Data entries —

· · ·

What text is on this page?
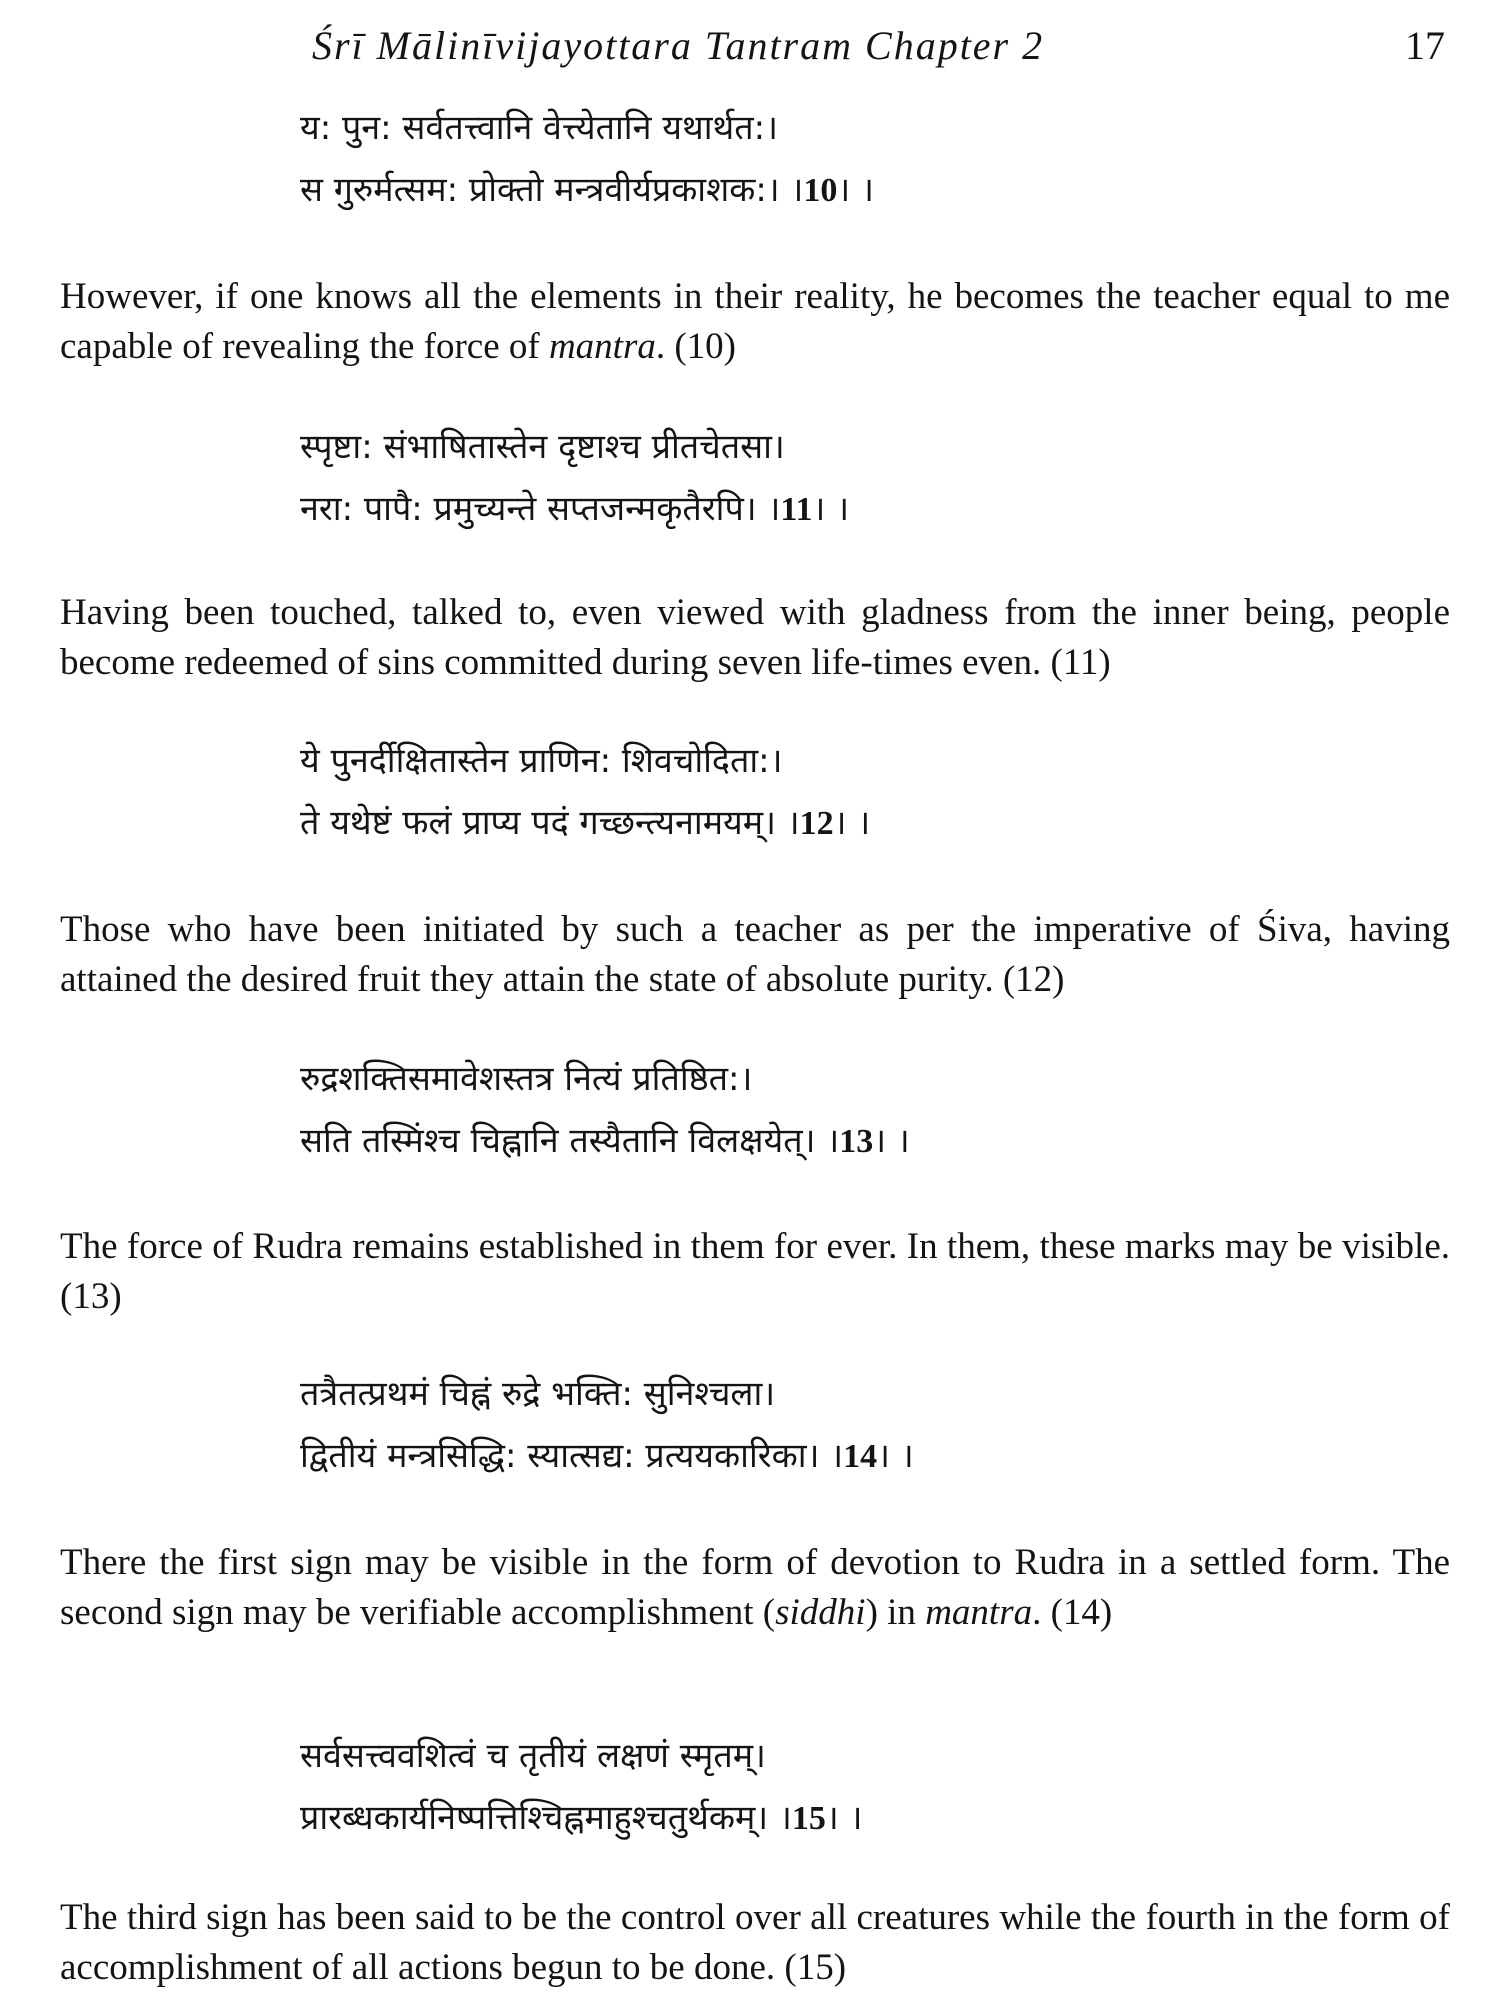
Śrī Mālinīvijayottara Tantram Chapter 2	17
य: पुन: सर्वतत्त्वानि वेत्त्येतानि यथार्थत:।
स गुरुर्मत्सम: प्रोक्तो मन्त्रवीर्यप्रकाशक:। ।10। ।

However, if one knows all the elements in their reality, he becomes the teacher equal to me capable of revealing the force of mantra. (10)

स्पृष्टा: संभाषितास्तेन दृष्टाश्च प्रीतचेतसा।
नरा: पापै: प्रमुच्यन्ते सप्तजन्मकृतैरपि। ।11। ।

Having been touched, talked to, even viewed with gladness from the inner being, people become redeemed of sins committed during seven life-times even. (11)

ये पुनर्दीक्षितास्तेन प्राणिन: शिवचोदिता:।
ते यथेष्टं फलं प्राप्य पदं गच्छन्त्यनामयम्। ।12। ।

Those who have been initiated by such a teacher as per the imperative of Śiva, having attained the desired fruit they attain the state of absolute purity. (12)

रुद्रशक्तिसमावेशस्तत्र नित्यं प्रतिष्ठित:।
सति तस्मिंश्च चिह्नानि तस्यैतानि विलक्षयेत्। ।13। ।

The force of Rudra remains established in them for ever. In them, these marks may be visible. (13)

तत्रैतत्प्रथमं चिह्नं रुद्रे भक्ति: सुनिश्चला।
द्वितीयं मन्त्रसिद्धि: स्यात्सद्य: प्रत्ययकारिका। ।14। ।

There the first sign may be visible in the form of devotion to Rudra in a settled form. The second sign may be verifiable accomplishment (siddhi) in mantra. (14)

सर्वसत्त्ववशित्वं च तृतीयं लक्षणं स्मृतम्।
प्रारब्धकार्यनिष्पत्तिश्चिह्नमाहुश्चतुर्थकम्। ।15। ।

The third sign has been said to be the control over all creatures while the fourth in the form of accomplishment of all actions begun to be done. (15)
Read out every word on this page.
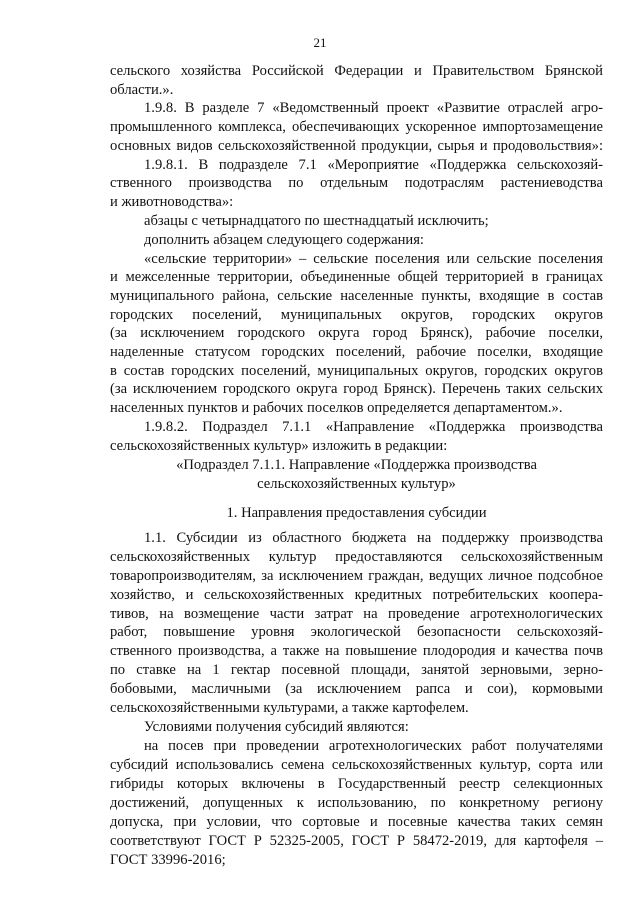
21
сельского хозяйства Российской Федерации и Правительством Брянской
области.».
1.9.8. В разделе 7 «Ведомственный проект «Развитие отраслей агро-
промышленного комплекса, обеспечивающих ускоренное импортозамещение
основных видов сельскохозяйственной продукции, сырья и продовольствия»:
1.9.8.1. В подразделе 7.1 «Мероприятие «Поддержка сельскохозяй-
ственного производства по отдельным подотраслям растениеводства
и животноводства»:
абзацы с четырнадцатого по шестнадцатый исключить;
дополнить абзацем следующего содержания:
«сельские территории» – сельские поселения или сельские поселения
и межселенные территории, объединенные общей территорией в границах
муниципального района, сельские населенные пункты, входящие в состав
городских поселений, муниципальных округов, городских округов
(за исключением городского округа город Брянск), рабочие поселки,
наделенные статусом городских поселений, рабочие поселки, входящие
в состав городских поселений, муниципальных округов, городских округов
(за исключением городского округа город Брянск). Перечень таких сельских
населенных пунктов и рабочих поселков определяется департаментом.».
1.9.8.2. Подраздел 7.1.1 «Направление «Поддержка производства
сельскохозяйственных культур» изложить в редакции:
«Подраздел 7.1.1. Направление «Поддержка производства
сельскохозяйственных культур»
1. Направления предоставления субсидии
1.1. Субсидии из областного бюджета на поддержку производства
сельскохозяйственных культур предоставляются сельскохозяйственным
товаропроизводителям, за исключением граждан, ведущих личное подсобное
хозяйство, и сельскохозяйственных кредитных потребительских коопера-
тивов, на возмещение части затрат на проведение агротехнологических
работ, повышение уровня экологической безопасности сельскохозяй-
ственного производства, а также на повышение плодородия и качества почв
по ставке на 1 гектар посевной площади, занятой зерновыми, зерно-
бобовыми, масличными (за исключением рапса и сои), кормовыми
сельскохозяйственными культурами, а также картофелем.
Условиями получения субсидий являются:
на посев при проведении агротехнологических работ получателями
субсидий использовались семена сельскохозяйственных культур, сорта или
гибриды которых включены в Государственный реестр селекционных
достижений, допущенных к использованию, по конкретному региону
допуска, при условии, что сортовые и посевные качества таких семян
соответствуют ГОСТ Р 52325-2005, ГОСТ Р 58472-2019, для картофеля –
ГОСТ 33996-2016;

· · ·

Job — Copy the material exactly. Do not include the pictures.

Task output —
What text is on this page?
Śrī Mālinīvijayottara Tantram Chapter 2	17
य: पुन: सर्वतत्त्वानि वेत्त्येतानि यथार्थत:।
स गुरुर्मत्सम: प्रोक्तो मन्त्रवीर्यप्रकाशक:। ।10। ।

However, if one knows all the elements in their reality, he becomes the teacher equal to me capable of revealing the force of mantra. (10)

स्पृष्टा: संभाषितास्तेन दृष्टाश्च प्रीतचेतसा।
नरा: पापै: प्रमुच्यन्ते सप्तजन्मकृतैरपि। ।11। ।

Having been touched, talked to, even viewed with gladness from the inner being, people become redeemed of sins committed during seven life-times even. (11)

ये पुनर्दीक्षितास्तेन प्राणिन: शिवचोदिता:।
ते यथेष्टं फलं प्राप्य पदं गच्छन्त्यनामयम्। ।12। ।

Those who have been initiated by such a teacher as per the imperative of Śiva, having attained the desired fruit they attain the state of absolute purity. (12)

रुद्रशक्तिसमावेशस्तत्र नित्यं प्रतिष्ठित:।
सति तस्मिंश्च चिह्नानि तस्यैतानि विलक्षयेत्। ।13। ।

The force of Rudra remains established in them for ever. In them, these marks may be visible. (13)

तत्रैतत्प्रथमं चिह्नं रुद्रे भक्ति: सुनिश्चला।
द्वितीयं मन्त्रसिद्धि: स्यात्सद्य: प्रत्ययकारिका। ।14। ।

There the first sign may be visible in the form of devotion to Rudra in a settled form. The second sign may be verifiable accomplishment (siddhi) in mantra. (14)

सर्वसत्त्ववशित्वं च तृतीयं लक्षणं स्मृतम्।
प्रारब्धकार्यनिष्पत्तिश्चिह्नमाहुश्चतुर्थकम्। ।15। ।

The third sign has been said to be the control over all creatures while the fourth in the form of accomplishment of all actions begun to be done. (15)
Read out every word on this page.
21
сельского хозяйства Российской Федерации и Правительством Брянской
области.».
1.9.8. В разделе 7 «Ведомственный проект «Развитие отраслей агро-
промышленного комплекса, обеспечивающих ускоренное импортозамещение
основных видов сельскохозяйственной продукции, сырья и продовольствия»:
1.9.8.1. В подразделе 7.1 «Мероприятие «Поддержка сельскохозяй-
ственного производства по отдельным подотраслям растениеводства
и животноводства»:
абзацы с четырнадцатого по шестнадцатый исключить;
дополнить абзацем следующего содержания:
«сельские территории» – сельские поселения или сельские поселения
и межселенные территории, объединенные общей территорией в границах
муниципального района, сельские населенные пункты, входящие в состав
городских поселений, муниципальных округов, городских округов
(за исключением городского округа город Брянск), рабочие поселки,
наделенные статусом городских поселений, рабочие поселки, входящие
в состав городских поселений, муниципальных округов, городских округов
(за исключением городского округа город Брянск). Перечень таких сельских
населенных пунктов и рабочих поселков определяется департаментом.».
1.9.8.2. Подраздел 7.1.1 «Направление «Поддержка производства
сельскохозяйственных культур» изложить в редакции:
«Подраздел 7.1.1. Направление «Поддержка производства
сельскохозяйственных культур»
1. Направления предоставления субсидии
1.1. Субсидии из областного бюджета на поддержку производства
сельскохозяйственных культур предоставляются сельскохозяйственным
товаропроизводителям, за исключением граждан, ведущих личное подсобное
хозяйство, и сельскохозяйственных кредитных потребительских коопера-
тивов, на возмещение части затрат на проведение агротехнологических
работ, повышение уровня экологической безопасности сельскохозяй-
ственного производства, а также на повышение плодородия и качества почв
по ставке на 1 гектар посевной площади, занятой зерновыми, зерно-
бобовыми, масличными (за исключением рапса и сои), кормовыми
сельскохозяйственными культурами, а также картофелем.
Условиями получения субсидий являются:
на посев при проведении агротехнологических работ получателями
субсидий использовались семена сельскохозяйственных культур, сорта или
гибриды которых включены в Государственный реестр селекционных
достижений, допущенных к использованию, по конкретному региону
допуска, при условии, что сортовые и посевные качества таких семян
соответствуют ГОСТ Р 52325-2005, ГОСТ Р 58472-2019, для картофеля –
ГОСТ 33996-2016;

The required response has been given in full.